■ GIVEN TASK: Quote every line below exactly and skip any picture.

■ EXTRACTED RECORDS:
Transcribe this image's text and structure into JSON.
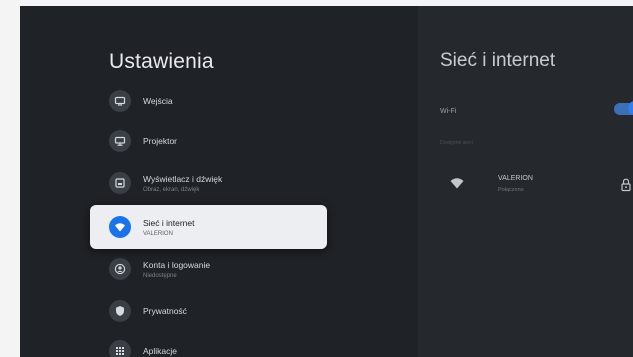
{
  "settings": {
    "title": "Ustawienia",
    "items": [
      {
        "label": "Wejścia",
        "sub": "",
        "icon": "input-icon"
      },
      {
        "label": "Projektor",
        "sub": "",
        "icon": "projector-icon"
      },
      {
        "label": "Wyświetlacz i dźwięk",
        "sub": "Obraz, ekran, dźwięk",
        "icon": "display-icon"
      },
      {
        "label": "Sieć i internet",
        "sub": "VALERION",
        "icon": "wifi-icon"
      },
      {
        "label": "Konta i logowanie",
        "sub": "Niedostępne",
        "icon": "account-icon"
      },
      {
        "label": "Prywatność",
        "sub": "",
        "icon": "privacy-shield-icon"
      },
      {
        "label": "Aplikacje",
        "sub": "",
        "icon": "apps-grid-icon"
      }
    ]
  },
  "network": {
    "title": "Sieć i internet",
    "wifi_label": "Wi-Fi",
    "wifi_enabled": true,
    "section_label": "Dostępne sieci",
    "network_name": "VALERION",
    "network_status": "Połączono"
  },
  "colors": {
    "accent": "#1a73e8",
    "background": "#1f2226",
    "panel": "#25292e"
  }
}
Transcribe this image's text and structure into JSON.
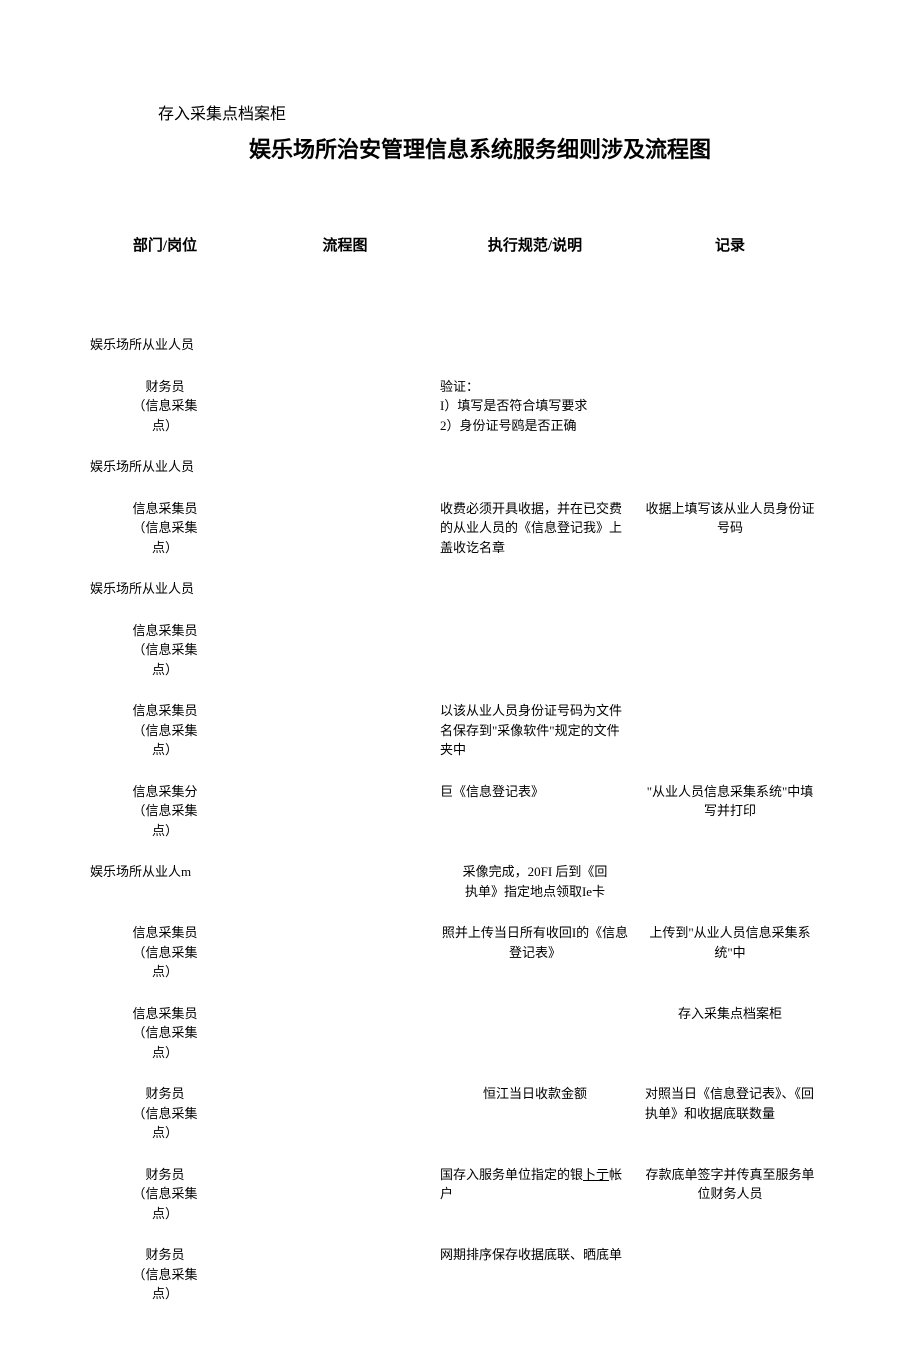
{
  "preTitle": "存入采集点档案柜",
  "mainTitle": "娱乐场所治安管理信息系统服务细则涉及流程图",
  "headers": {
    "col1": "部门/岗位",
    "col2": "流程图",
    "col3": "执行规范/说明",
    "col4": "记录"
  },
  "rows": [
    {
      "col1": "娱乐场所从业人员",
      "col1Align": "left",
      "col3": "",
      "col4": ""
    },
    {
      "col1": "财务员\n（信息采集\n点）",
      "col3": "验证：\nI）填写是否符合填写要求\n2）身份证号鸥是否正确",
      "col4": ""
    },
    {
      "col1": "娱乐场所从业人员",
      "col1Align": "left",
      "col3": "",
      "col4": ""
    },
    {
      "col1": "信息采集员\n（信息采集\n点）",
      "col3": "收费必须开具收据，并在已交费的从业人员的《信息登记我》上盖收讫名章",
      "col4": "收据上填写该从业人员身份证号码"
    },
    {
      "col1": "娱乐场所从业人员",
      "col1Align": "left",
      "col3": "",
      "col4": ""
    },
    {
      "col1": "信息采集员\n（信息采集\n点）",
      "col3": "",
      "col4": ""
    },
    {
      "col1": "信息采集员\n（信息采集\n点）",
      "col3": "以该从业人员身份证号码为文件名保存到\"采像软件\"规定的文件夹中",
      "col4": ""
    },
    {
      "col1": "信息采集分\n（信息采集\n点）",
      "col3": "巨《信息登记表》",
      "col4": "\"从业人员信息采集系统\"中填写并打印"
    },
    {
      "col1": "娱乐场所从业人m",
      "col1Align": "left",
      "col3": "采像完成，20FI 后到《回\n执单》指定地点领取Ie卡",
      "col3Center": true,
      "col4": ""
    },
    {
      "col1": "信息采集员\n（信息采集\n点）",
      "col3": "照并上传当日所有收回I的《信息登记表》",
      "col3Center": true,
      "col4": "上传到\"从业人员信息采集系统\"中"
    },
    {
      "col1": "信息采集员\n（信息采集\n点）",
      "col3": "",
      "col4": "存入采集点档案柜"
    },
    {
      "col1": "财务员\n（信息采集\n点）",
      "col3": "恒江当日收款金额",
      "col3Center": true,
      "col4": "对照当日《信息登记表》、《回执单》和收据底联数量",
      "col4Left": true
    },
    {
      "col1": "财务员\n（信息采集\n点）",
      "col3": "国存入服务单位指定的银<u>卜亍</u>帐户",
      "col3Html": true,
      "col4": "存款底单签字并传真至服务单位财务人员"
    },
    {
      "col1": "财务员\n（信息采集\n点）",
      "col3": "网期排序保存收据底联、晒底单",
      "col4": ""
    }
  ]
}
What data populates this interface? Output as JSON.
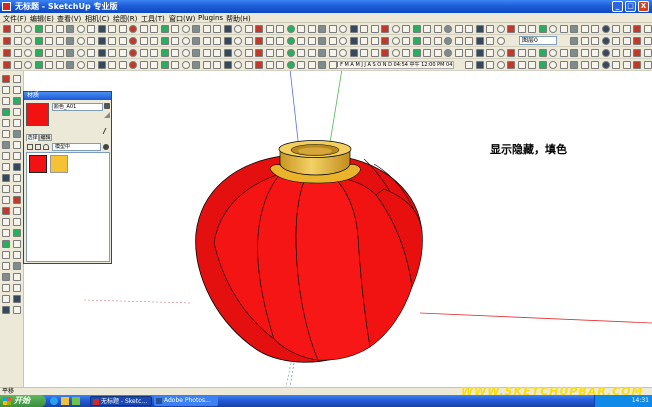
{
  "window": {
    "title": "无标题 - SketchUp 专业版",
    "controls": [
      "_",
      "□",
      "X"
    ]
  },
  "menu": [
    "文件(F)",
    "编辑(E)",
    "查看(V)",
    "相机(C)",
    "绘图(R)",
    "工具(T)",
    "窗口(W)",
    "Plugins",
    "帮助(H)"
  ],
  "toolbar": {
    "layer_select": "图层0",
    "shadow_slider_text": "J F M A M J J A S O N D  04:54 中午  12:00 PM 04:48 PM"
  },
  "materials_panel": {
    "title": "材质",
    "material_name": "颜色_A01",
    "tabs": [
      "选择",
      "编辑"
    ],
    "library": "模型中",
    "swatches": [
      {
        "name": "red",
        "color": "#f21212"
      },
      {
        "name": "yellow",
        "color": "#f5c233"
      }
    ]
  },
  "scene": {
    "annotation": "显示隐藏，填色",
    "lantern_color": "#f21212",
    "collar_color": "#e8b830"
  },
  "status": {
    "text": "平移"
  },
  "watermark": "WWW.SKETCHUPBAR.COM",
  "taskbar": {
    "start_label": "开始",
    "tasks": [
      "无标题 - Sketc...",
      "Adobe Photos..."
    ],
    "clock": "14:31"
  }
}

■ RESPONSE BELOW:
Transcribe this image's text and structure into JSON.
{
  "settings": {
    "title": "Ustawienia",
    "items": [
      {
        "label": "Wejścia",
        "sub": "",
        "icon": "input-icon"
      },
      {
        "label": "Projektor",
        "sub": "",
        "icon": "projector-icon"
      },
      {
        "label": "Wyświetlacz i dźwięk",
        "sub": "Obraz, ekran, dźwięk",
        "icon": "display-icon"
      },
      {
        "label": "Sieć i internet",
        "sub": "VALERION",
        "icon": "wifi-icon"
      },
      {
        "label": "Konta i logowanie",
        "sub": "Niedostępne",
        "icon": "account-icon"
      },
      {
        "label": "Prywatność",
        "sub": "",
        "icon": "privacy-shield-icon"
      },
      {
        "label": "Aplikacje",
        "sub": "",
        "icon": "apps-grid-icon"
      }
    ]
  },
  "network": {
    "title": "Sieć i internet",
    "wifi_label": "Wi-Fi",
    "wifi_enabled": true,
    "section_label": "Dostępne sieci",
    "network_name": "VALERION",
    "network_status": "Połączono"
  },
  "colors": {
    "accent": "#1a73e8",
    "background": "#1f2226",
    "panel": "#25292e"
  }
}
Transcribe this image's text and structure into JSON.
{
  "preTitle": "存入采集点档案柜",
  "mainTitle": "娱乐场所治安管理信息系统服务细则涉及流程图",
  "headers": {
    "col1": "部门/岗位",
    "col2": "流程图",
    "col3": "执行规范/说明",
    "col4": "记录"
  },
  "rows": [
    {
      "col1": "娱乐场所从业人员",
      "col1Align": "left",
      "col3": "",
      "col4": ""
    },
    {
      "col1": "财务员\n（信息采集\n点）",
      "col3": "验证：\nI）填写是否符合填写要求\n2）身份证号鸥是否正确",
      "col4": ""
    },
    {
      "col1": "娱乐场所从业人员",
      "col1Align": "left",
      "col3": "",
      "col4": ""
    },
    {
      "col1": "信息采集员\n（信息采集\n点）",
      "col3": "收费必须开具收据，并在已交费的从业人员的《信息登记我》上盖收讫名章",
      "col4": "收据上填写该从业人员身份证号码"
    },
    {
      "col1": "娱乐场所从业人员",
      "col1Align": "left",
      "col3": "",
      "col4": ""
    },
    {
      "col1": "信息采集员\n（信息采集\n点）",
      "col3": "",
      "col4": ""
    },
    {
      "col1": "信息采集员\n（信息采集\n点）",
      "col3": "以该从业人员身份证号码为文件名保存到\"采像软件\"规定的文件夹中",
      "col4": ""
    },
    {
      "col1": "信息采集分\n（信息采集\n点）",
      "col3": "巨《信息登记表》",
      "col4": "\"从业人员信息采集系统\"中填写并打印"
    },
    {
      "col1": "娱乐场所从业人m",
      "col1Align": "left",
      "col3": "采像完成，20FI 后到《回\n执单》指定地点领取Ie卡",
      "col3Center": true,
      "col4": ""
    },
    {
      "col1": "信息采集员\n（信息采集\n点）",
      "col3": "照并上传当日所有收回I的《信息登记表》",
      "col3Center": true,
      "col4": "上传到\"从业人员信息采集系统\"中"
    },
    {
      "col1": "信息采集员\n（信息采集\n点）",
      "col3": "",
      "col4": "存入采集点档案柜"
    },
    {
      "col1": "财务员\n（信息采集\n点）",
      "col3": "恒江当日收款金额",
      "col3Center": true,
      "col4": "对照当日《信息登记表》、《回执单》和收据底联数量",
      "col4Left": true
    },
    {
      "col1": "财务员\n（信息采集\n点）",
      "col3": "国存入服务单位指定的银<u>卜亍</u>帐户",
      "col3Html": true,
      "col4": "存款底单签字并传真至服务单位财务人员"
    },
    {
      "col1": "财务员\n（信息采集\n点）",
      "col3": "网期排序保存收据底联、晒底单",
      "col4": ""
    }
  ]
}
What data populates this interface? Output as JSON.
{
  "window": {
    "title": "无标题 - SketchUp 专业版",
    "controls": [
      "_",
      "□",
      "X"
    ]
  },
  "menu": [
    "文件(F)",
    "编辑(E)",
    "查看(V)",
    "相机(C)",
    "绘图(R)",
    "工具(T)",
    "窗口(W)",
    "Plugins",
    "帮助(H)"
  ],
  "toolbar": {
    "layer_select": "图层0",
    "shadow_slider_text": "J F M A M J J A S O N D  04:54 中午  12:00 PM 04:48 PM"
  },
  "materials_panel": {
    "title": "材质",
    "material_name": "颜色_A01",
    "tabs": [
      "选择",
      "编辑"
    ],
    "library": "模型中",
    "swatches": [
      {
        "name": "red",
        "color": "#f21212"
      },
      {
        "name": "yellow",
        "color": "#f5c233"
      }
    ]
  },
  "scene": {
    "annotation": "显示隐藏，填色",
    "lantern_color": "#f21212",
    "collar_color": "#e8b830"
  },
  "status": {
    "text": "平移"
  },
  "watermark": "WWW.SKETCHUPBAR.COM",
  "taskbar": {
    "start_label": "开始",
    "tasks": [
      "无标题 - Sketc...",
      "Adobe Photos..."
    ],
    "clock": "14:31"
  }
}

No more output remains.